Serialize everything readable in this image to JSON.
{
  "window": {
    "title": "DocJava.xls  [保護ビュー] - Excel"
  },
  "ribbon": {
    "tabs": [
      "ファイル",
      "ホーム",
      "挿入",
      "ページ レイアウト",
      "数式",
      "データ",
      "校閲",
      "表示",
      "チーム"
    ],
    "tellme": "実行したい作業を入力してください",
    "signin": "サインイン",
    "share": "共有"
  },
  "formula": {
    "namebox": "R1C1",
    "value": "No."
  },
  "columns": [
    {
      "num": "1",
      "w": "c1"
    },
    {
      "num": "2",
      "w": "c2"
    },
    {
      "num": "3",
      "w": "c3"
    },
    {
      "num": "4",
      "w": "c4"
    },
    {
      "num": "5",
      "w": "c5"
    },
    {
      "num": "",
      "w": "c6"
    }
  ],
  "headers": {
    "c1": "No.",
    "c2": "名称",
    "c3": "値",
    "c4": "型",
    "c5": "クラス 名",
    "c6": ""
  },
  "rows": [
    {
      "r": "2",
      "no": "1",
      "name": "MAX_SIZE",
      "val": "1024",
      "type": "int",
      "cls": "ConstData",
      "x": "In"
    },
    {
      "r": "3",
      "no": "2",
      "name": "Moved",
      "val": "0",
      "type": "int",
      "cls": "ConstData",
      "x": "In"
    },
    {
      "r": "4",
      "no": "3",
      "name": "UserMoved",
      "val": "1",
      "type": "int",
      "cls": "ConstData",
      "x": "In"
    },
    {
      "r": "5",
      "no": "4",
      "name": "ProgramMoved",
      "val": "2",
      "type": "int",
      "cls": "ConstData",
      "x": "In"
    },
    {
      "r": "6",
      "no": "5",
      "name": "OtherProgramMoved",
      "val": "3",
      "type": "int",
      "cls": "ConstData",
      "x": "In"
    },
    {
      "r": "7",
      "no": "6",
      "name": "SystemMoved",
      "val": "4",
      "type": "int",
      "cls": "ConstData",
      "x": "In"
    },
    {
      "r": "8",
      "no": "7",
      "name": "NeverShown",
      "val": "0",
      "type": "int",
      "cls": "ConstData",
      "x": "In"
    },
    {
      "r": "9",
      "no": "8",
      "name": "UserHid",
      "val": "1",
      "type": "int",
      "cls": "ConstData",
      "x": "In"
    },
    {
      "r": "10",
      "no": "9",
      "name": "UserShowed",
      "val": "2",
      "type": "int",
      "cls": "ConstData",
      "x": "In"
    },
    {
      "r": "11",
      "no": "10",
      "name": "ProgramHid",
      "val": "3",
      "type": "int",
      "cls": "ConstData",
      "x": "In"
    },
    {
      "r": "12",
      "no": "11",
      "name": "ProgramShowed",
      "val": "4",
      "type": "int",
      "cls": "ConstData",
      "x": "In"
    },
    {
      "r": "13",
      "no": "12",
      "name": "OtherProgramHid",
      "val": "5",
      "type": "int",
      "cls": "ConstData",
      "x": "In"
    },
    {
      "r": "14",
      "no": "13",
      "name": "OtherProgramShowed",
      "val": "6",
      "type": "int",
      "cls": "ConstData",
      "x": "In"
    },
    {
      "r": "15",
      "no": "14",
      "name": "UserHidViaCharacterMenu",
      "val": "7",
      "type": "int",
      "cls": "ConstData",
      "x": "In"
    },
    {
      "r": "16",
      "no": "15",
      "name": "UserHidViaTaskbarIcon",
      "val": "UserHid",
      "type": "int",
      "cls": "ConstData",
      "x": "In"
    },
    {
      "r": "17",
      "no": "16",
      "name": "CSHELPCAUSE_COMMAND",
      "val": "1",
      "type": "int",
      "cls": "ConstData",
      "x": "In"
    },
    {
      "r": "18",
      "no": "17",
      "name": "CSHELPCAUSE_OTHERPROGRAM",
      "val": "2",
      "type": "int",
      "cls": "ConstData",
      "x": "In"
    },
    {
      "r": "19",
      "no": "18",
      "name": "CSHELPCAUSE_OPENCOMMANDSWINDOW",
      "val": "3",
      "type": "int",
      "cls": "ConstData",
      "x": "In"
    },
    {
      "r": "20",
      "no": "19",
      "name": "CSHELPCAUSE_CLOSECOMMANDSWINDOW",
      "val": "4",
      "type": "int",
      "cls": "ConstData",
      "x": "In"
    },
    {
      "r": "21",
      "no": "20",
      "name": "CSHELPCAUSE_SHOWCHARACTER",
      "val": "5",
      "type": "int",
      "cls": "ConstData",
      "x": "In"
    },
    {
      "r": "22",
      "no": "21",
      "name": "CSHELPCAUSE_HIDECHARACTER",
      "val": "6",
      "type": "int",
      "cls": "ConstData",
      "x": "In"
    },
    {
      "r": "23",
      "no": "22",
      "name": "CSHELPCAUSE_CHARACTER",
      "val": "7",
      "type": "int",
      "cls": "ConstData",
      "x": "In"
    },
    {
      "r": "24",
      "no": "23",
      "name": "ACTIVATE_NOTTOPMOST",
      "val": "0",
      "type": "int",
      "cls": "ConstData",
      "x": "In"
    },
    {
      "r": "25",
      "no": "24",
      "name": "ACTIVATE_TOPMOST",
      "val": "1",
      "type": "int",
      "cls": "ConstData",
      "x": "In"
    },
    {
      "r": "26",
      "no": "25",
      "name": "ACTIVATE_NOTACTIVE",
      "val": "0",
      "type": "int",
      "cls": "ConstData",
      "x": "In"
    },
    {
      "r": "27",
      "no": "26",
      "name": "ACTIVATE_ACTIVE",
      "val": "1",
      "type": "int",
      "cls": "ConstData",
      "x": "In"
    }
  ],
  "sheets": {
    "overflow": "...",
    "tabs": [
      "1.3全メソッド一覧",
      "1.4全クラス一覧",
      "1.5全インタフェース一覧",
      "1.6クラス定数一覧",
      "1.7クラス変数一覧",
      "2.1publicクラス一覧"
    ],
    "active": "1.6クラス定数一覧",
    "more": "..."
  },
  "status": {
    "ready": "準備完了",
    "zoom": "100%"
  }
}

----

→ DIRECTIVE
Produce a verbatim transcription of the entries above.

→ CORRECT ANSWER
Serialize everything readable in this image to JSON.
{
  "window": {
    "title": "DocJava.xls  [保護ビュー] - Excel"
  },
  "ribbon": {
    "tabs": [
      "ファイル",
      "ホーム",
      "挿入",
      "ページ レイアウト",
      "数式",
      "データ",
      "校閲",
      "表示",
      "チーム"
    ],
    "tellme": "実行したい作業を入力してください",
    "signin": "サインイン",
    "share": "共有"
  },
  "formula": {
    "namebox": "R1C1",
    "value": "No."
  },
  "columns": [
    {
      "num": "1",
      "w": "c1"
    },
    {
      "num": "2",
      "w": "c2"
    },
    {
      "num": "3",
      "w": "c3"
    },
    {
      "num": "4",
      "w": "c4"
    },
    {
      "num": "5",
      "w": "c5"
    },
    {
      "num": "",
      "w": "c6"
    }
  ],
  "headers": {
    "c1": "No.",
    "c2": "名称",
    "c3": "値",
    "c4": "型",
    "c5": "クラス 名",
    "c6": ""
  },
  "rows": [
    {
      "r": "2",
      "no": "1",
      "name": "MAX_SIZE",
      "val": "1024",
      "type": "int",
      "cls": "ConstData",
      "x": "In"
    },
    {
      "r": "3",
      "no": "2",
      "name": "Moved",
      "val": "0",
      "type": "int",
      "cls": "ConstData",
      "x": "In"
    },
    {
      "r": "4",
      "no": "3",
      "name": "UserMoved",
      "val": "1",
      "type": "int",
      "cls": "ConstData",
      "x": "In"
    },
    {
      "r": "5",
      "no": "4",
      "name": "ProgramMoved",
      "val": "2",
      "type": "int",
      "cls": "ConstData",
      "x": "In"
    },
    {
      "r": "6",
      "no": "5",
      "name": "OtherProgramMoved",
      "val": "3",
      "type": "int",
      "cls": "ConstData",
      "x": "In"
    },
    {
      "r": "7",
      "no": "6",
      "name": "SystemMoved",
      "val": "4",
      "type": "int",
      "cls": "ConstData",
      "x": "In"
    },
    {
      "r": "8",
      "no": "7",
      "name": "NeverShown",
      "val": "0",
      "type": "int",
      "cls": "ConstData",
      "x": "In"
    },
    {
      "r": "9",
      "no": "8",
      "name": "UserHid",
      "val": "1",
      "type": "int",
      "cls": "ConstData",
      "x": "In"
    },
    {
      "r": "10",
      "no": "9",
      "name": "UserShowed",
      "val": "2",
      "type": "int",
      "cls": "ConstData",
      "x": "In"
    },
    {
      "r": "11",
      "no": "10",
      "name": "ProgramHid",
      "val": "3",
      "type": "int",
      "cls": "ConstData",
      "x": "In"
    },
    {
      "r": "12",
      "no": "11",
      "name": "ProgramShowed",
      "val": "4",
      "type": "int",
      "cls": "ConstData",
      "x": "In"
    },
    {
      "r": "13",
      "no": "12",
      "name": "OtherProgramHid",
      "val": "5",
      "type": "int",
      "cls": "ConstData",
      "x": "In"
    },
    {
      "r": "14",
      "no": "13",
      "name": "OtherProgramShowed",
      "val": "6",
      "type": "int",
      "cls": "ConstData",
      "x": "In"
    },
    {
      "r": "15",
      "no": "14",
      "name": "UserHidViaCharacterMenu",
      "val": "7",
      "type": "int",
      "cls": "ConstData",
      "x": "In"
    },
    {
      "r": "16",
      "no": "15",
      "name": "UserHidViaTaskbarIcon",
      "val": "UserHid",
      "type": "int",
      "cls": "ConstData",
      "x": "In"
    },
    {
      "r": "17",
      "no": "16",
      "name": "CSHELPCAUSE_COMMAND",
      "val": "1",
      "type": "int",
      "cls": "ConstData",
      "x": "In"
    },
    {
      "r": "18",
      "no": "17",
      "name": "CSHELPCAUSE_OTHERPROGRAM",
      "val": "2",
      "type": "int",
      "cls": "ConstData",
      "x": "In"
    },
    {
      "r": "19",
      "no": "18",
      "name": "CSHELPCAUSE_OPENCOMMANDSWINDOW",
      "val": "3",
      "type": "int",
      "cls": "ConstData",
      "x": "In"
    },
    {
      "r": "20",
      "no": "19",
      "name": "CSHELPCAUSE_CLOSECOMMANDSWINDOW",
      "val": "4",
      "type": "int",
      "cls": "ConstData",
      "x": "In"
    },
    {
      "r": "21",
      "no": "20",
      "name": "CSHELPCAUSE_SHOWCHARACTER",
      "val": "5",
      "type": "int",
      "cls": "ConstData",
      "x": "In"
    },
    {
      "r": "22",
      "no": "21",
      "name": "CSHELPCAUSE_HIDECHARACTER",
      "val": "6",
      "type": "int",
      "cls": "ConstData",
      "x": "In"
    },
    {
      "r": "23",
      "no": "22",
      "name": "CSHELPCAUSE_CHARACTER",
      "val": "7",
      "type": "int",
      "cls": "ConstData",
      "x": "In"
    },
    {
      "r": "24",
      "no": "23",
      "name": "ACTIVATE_NOTTOPMOST",
      "val": "0",
      "type": "int",
      "cls": "ConstData",
      "x": "In"
    },
    {
      "r": "25",
      "no": "24",
      "name": "ACTIVATE_TOPMOST",
      "val": "1",
      "type": "int",
      "cls": "ConstData",
      "x": "In"
    },
    {
      "r": "26",
      "no": "25",
      "name": "ACTIVATE_NOTACTIVE",
      "val": "0",
      "type": "int",
      "cls": "ConstData",
      "x": "In"
    },
    {
      "r": "27",
      "no": "26",
      "name": "ACTIVATE_ACTIVE",
      "val": "1",
      "type": "int",
      "cls": "ConstData",
      "x": "In"
    }
  ],
  "sheets": {
    "overflow": "...",
    "tabs": [
      "1.3全メソッド一覧",
      "1.4全クラス一覧",
      "1.5全インタフェース一覧",
      "1.6クラス定数一覧",
      "1.7クラス変数一覧",
      "2.1publicクラス一覧"
    ],
    "active": "1.6クラス定数一覧",
    "more": "..."
  },
  "status": {
    "ready": "準備完了",
    "zoom": "100%"
  }
}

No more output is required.